--- start Records to process ---
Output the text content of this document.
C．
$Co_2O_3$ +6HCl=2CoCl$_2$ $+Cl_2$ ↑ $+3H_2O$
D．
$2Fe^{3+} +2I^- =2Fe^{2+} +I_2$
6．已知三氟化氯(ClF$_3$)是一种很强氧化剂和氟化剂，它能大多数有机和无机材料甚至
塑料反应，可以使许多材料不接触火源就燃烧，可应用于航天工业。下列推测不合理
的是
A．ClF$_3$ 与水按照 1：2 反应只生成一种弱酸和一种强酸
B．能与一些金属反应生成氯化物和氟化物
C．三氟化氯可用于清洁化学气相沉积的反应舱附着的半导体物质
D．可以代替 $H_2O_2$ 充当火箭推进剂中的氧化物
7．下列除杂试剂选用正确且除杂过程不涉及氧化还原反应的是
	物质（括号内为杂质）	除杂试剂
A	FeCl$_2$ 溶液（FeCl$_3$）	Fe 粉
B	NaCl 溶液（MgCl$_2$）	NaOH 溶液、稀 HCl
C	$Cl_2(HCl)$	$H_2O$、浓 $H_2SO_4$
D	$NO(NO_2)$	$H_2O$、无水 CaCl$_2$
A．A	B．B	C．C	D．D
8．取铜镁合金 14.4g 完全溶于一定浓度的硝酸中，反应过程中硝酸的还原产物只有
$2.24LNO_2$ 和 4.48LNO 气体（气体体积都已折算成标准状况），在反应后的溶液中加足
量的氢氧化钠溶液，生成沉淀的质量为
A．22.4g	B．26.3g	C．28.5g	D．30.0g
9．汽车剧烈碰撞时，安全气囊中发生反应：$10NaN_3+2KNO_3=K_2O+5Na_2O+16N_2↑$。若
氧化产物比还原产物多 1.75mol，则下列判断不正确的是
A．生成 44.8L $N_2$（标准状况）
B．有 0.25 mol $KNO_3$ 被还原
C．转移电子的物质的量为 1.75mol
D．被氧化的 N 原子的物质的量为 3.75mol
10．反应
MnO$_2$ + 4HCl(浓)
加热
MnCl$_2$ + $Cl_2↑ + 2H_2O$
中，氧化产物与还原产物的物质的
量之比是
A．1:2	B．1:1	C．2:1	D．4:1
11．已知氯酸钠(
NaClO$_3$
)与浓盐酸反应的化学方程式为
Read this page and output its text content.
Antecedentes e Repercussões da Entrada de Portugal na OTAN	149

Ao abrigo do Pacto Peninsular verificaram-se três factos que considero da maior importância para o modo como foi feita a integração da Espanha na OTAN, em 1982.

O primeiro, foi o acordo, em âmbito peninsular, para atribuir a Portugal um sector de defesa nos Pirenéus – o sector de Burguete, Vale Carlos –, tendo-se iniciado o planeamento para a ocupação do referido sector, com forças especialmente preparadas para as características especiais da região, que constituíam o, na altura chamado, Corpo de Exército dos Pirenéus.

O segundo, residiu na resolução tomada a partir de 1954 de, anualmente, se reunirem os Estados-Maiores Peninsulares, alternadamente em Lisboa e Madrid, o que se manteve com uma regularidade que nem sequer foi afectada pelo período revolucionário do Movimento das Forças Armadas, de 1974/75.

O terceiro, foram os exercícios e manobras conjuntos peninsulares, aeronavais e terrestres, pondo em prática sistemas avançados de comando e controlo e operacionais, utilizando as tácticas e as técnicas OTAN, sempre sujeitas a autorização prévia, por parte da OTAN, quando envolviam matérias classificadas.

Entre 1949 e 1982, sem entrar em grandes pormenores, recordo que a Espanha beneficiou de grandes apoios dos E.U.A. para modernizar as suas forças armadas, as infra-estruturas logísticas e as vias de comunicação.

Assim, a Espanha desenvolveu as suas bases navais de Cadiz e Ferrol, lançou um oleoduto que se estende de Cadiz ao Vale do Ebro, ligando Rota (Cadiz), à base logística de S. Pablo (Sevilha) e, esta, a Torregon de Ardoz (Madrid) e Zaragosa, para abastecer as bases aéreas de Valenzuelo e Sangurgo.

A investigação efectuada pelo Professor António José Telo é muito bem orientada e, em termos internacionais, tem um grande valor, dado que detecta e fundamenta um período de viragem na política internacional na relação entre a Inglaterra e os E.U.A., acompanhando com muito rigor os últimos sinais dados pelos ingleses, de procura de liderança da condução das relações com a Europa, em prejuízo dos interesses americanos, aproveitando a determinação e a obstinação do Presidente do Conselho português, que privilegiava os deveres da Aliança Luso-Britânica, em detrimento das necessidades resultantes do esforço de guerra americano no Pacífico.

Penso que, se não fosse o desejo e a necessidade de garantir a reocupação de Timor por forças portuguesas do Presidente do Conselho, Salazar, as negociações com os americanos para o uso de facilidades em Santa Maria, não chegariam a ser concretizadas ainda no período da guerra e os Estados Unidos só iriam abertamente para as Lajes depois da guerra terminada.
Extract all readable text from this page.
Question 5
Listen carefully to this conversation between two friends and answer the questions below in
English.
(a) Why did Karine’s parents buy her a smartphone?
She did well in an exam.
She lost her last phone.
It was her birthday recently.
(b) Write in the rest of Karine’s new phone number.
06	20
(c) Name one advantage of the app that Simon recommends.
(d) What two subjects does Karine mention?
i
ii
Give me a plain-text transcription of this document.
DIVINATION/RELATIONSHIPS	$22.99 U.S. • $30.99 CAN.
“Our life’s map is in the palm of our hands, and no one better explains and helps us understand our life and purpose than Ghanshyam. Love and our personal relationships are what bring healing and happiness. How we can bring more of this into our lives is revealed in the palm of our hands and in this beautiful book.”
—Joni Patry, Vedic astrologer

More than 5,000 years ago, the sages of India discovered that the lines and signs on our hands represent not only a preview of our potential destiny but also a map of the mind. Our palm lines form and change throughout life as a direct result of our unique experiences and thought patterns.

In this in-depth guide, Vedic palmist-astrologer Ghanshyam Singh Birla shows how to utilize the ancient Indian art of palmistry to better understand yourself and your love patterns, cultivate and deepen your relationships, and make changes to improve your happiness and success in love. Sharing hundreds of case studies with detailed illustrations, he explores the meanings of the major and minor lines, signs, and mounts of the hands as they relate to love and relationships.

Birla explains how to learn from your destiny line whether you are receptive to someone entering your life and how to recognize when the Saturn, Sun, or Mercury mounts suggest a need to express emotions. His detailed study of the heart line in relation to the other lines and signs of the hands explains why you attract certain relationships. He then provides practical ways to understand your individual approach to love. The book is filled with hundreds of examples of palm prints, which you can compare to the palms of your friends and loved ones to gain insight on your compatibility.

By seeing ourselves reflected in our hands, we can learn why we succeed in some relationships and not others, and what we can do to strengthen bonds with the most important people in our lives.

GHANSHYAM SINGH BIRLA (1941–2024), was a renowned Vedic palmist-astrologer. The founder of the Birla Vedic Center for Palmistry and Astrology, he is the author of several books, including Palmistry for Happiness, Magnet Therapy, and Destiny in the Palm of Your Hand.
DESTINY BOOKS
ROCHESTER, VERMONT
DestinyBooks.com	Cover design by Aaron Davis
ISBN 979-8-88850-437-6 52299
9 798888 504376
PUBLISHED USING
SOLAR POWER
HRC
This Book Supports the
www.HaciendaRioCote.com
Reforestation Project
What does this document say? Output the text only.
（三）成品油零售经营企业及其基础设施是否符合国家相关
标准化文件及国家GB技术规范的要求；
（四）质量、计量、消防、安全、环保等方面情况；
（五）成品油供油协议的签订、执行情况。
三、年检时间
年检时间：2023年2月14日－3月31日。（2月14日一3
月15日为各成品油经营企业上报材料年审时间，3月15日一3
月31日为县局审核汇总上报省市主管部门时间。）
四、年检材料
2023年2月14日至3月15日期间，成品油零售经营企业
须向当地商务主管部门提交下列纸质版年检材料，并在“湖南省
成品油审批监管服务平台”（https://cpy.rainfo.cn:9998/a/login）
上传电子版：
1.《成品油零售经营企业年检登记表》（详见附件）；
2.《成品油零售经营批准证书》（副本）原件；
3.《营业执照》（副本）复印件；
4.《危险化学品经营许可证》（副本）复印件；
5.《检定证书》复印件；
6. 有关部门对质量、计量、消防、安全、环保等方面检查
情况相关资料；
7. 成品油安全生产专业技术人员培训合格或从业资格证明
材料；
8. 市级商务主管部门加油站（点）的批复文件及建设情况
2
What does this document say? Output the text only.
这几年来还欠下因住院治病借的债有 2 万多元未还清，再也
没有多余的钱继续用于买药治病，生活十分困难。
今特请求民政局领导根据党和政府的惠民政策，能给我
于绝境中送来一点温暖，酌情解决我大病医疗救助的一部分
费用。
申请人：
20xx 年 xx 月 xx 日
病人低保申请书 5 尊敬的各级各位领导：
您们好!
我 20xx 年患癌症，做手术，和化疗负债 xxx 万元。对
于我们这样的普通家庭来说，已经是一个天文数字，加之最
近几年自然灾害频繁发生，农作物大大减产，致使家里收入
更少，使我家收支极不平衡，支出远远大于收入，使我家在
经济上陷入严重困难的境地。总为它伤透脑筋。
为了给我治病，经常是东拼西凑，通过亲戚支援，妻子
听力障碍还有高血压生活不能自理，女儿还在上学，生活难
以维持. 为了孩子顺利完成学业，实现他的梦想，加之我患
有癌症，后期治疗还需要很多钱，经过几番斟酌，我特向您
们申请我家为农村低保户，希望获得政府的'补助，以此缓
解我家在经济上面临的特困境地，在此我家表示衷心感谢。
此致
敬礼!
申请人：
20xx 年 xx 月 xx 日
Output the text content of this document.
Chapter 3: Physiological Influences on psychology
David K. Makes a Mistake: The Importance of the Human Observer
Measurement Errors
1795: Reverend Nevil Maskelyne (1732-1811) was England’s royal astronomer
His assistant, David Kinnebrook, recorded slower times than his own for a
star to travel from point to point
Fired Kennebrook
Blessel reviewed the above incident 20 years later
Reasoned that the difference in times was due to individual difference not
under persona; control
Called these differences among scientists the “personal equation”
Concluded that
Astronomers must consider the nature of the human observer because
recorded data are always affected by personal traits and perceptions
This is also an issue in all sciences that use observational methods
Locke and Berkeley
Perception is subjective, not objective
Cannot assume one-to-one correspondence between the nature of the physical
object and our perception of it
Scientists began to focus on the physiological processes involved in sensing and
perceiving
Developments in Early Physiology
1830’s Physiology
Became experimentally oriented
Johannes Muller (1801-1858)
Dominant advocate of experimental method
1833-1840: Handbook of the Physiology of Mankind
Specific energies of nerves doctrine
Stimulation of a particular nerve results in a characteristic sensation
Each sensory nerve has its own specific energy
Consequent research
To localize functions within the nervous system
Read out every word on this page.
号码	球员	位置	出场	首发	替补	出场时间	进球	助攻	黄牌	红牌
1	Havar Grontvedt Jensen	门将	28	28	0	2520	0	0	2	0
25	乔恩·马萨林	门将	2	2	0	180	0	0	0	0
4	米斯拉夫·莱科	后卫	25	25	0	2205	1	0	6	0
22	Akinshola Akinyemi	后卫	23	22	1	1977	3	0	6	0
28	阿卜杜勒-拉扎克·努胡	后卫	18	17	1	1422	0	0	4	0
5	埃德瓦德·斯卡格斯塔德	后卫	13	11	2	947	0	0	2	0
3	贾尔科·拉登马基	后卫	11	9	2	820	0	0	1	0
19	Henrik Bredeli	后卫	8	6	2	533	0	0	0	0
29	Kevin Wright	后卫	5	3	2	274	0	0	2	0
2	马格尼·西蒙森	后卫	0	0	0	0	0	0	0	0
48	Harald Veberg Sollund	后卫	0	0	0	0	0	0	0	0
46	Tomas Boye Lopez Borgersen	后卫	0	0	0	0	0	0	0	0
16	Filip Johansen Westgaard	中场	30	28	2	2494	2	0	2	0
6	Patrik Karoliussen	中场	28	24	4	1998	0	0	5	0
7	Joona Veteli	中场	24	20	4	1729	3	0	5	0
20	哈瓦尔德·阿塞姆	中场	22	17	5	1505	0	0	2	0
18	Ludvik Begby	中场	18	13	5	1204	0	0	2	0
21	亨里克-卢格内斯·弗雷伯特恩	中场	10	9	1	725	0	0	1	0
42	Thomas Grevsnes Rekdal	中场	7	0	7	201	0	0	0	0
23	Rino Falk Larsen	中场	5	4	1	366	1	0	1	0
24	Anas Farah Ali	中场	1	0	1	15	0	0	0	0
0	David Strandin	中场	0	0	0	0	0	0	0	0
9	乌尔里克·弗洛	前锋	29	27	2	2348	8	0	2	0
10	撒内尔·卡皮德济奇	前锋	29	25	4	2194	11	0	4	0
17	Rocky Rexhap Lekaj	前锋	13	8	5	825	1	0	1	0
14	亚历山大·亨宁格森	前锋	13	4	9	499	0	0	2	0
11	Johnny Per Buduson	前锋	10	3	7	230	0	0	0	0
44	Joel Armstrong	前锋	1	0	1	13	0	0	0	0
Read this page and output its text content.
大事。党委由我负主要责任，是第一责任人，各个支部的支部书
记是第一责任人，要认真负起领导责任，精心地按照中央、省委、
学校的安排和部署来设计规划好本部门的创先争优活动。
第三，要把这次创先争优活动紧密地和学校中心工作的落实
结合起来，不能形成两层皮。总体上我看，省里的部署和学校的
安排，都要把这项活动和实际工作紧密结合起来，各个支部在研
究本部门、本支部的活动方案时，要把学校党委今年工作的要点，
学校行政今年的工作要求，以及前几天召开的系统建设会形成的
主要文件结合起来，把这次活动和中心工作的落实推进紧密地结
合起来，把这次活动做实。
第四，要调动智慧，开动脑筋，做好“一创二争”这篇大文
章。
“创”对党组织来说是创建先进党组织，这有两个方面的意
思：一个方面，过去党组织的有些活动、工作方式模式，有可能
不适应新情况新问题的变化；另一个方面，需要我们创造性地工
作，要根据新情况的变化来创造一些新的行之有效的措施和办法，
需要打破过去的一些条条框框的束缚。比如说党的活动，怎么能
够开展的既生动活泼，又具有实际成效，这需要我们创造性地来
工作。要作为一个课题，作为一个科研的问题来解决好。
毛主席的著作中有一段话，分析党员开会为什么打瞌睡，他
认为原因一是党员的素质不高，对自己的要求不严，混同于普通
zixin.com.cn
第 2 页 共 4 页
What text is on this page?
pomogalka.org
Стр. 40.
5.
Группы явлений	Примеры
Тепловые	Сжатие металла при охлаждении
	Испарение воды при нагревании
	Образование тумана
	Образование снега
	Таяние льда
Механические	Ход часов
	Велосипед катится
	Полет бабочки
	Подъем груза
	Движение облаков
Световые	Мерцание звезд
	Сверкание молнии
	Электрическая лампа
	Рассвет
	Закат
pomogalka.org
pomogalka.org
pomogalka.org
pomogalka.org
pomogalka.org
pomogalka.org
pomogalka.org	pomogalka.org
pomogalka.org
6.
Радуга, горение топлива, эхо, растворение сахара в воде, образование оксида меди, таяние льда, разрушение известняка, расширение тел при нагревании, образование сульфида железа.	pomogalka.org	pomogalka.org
--- end Records to process ---
> The request: Count how many lines include the string "times". Nothing but the number is needed.

> Response for this exercise: 2